● WORK TO DO:
The listing below is the input. Say how many of its lines contain "cualquier", giving the number alone.

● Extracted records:
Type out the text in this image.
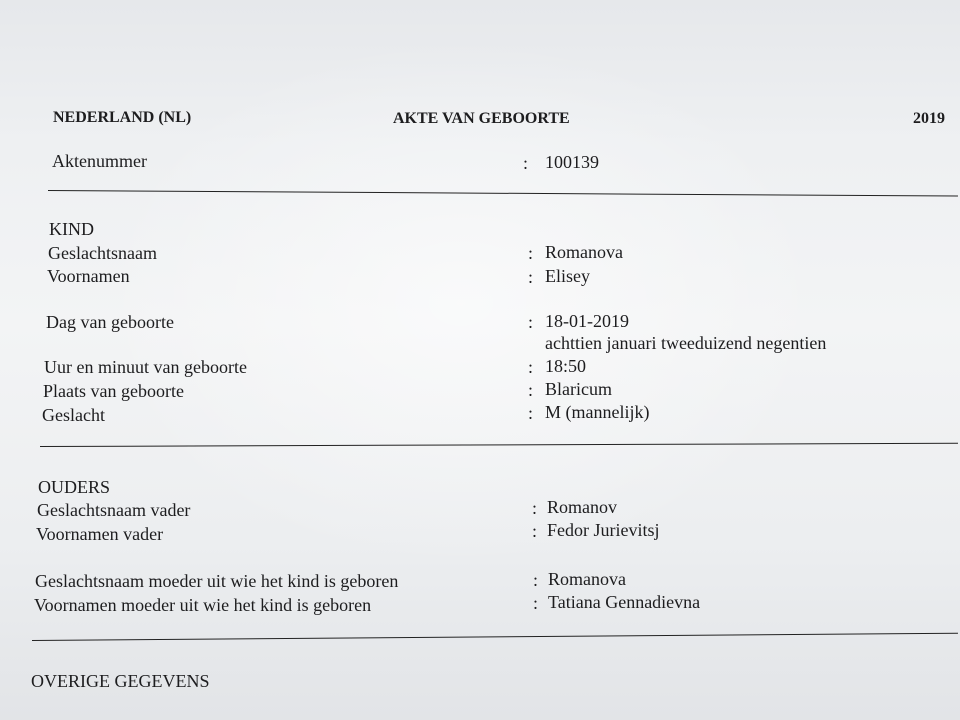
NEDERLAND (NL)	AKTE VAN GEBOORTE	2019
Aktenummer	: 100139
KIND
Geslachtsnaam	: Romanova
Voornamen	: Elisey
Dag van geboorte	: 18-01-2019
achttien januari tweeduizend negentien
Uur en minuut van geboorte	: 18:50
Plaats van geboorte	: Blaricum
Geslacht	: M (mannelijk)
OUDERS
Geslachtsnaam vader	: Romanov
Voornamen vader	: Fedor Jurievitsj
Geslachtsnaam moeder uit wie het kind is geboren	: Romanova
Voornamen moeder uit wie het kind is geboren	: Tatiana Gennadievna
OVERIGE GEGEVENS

...

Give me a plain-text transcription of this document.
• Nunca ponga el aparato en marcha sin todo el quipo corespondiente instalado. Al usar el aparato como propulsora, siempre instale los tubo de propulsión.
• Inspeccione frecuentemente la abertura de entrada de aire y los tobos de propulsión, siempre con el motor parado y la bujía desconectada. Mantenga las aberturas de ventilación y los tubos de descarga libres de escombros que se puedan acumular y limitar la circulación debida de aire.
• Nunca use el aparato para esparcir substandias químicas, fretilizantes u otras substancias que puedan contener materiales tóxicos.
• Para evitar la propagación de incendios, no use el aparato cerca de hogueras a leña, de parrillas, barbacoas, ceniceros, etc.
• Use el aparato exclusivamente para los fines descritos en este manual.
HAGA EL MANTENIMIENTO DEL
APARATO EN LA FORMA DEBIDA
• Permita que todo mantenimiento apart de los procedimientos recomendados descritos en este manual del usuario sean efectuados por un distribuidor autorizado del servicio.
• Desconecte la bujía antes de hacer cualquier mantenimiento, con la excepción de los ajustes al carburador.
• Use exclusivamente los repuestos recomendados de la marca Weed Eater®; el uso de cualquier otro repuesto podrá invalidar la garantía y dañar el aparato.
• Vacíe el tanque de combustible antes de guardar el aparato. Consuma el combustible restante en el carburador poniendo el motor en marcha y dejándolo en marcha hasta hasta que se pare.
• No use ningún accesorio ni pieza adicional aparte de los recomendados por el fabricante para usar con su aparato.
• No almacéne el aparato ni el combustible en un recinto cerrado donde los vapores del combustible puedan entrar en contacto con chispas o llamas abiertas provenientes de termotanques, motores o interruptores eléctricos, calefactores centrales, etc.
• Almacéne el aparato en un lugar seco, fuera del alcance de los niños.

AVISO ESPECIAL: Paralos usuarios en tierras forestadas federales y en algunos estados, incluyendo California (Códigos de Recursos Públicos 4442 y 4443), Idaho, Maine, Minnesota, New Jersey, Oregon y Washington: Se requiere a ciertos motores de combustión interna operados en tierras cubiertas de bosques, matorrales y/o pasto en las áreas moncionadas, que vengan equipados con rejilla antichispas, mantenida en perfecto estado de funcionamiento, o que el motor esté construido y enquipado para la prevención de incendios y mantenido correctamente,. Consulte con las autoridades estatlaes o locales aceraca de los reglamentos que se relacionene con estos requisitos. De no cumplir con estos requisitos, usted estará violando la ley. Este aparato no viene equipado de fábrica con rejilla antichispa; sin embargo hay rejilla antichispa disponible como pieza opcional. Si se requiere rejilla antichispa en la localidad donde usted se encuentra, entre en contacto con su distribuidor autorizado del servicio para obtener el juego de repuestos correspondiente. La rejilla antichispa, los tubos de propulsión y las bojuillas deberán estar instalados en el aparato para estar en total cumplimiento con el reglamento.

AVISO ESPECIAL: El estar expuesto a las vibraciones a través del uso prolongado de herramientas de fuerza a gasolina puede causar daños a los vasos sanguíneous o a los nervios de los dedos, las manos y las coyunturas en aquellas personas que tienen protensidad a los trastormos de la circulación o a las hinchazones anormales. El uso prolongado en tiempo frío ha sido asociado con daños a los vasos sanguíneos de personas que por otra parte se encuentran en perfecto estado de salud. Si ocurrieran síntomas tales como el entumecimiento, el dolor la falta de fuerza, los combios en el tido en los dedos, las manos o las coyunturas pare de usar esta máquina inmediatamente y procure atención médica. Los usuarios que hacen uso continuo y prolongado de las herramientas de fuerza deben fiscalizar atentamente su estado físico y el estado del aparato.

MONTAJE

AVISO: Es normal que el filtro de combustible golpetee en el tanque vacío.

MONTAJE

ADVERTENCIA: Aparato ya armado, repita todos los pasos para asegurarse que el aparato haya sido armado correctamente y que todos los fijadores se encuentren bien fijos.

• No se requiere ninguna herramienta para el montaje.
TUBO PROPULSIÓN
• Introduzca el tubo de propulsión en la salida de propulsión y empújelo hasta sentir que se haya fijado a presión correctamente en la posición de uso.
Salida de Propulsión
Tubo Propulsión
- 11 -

● OUTPUT BELOW:
2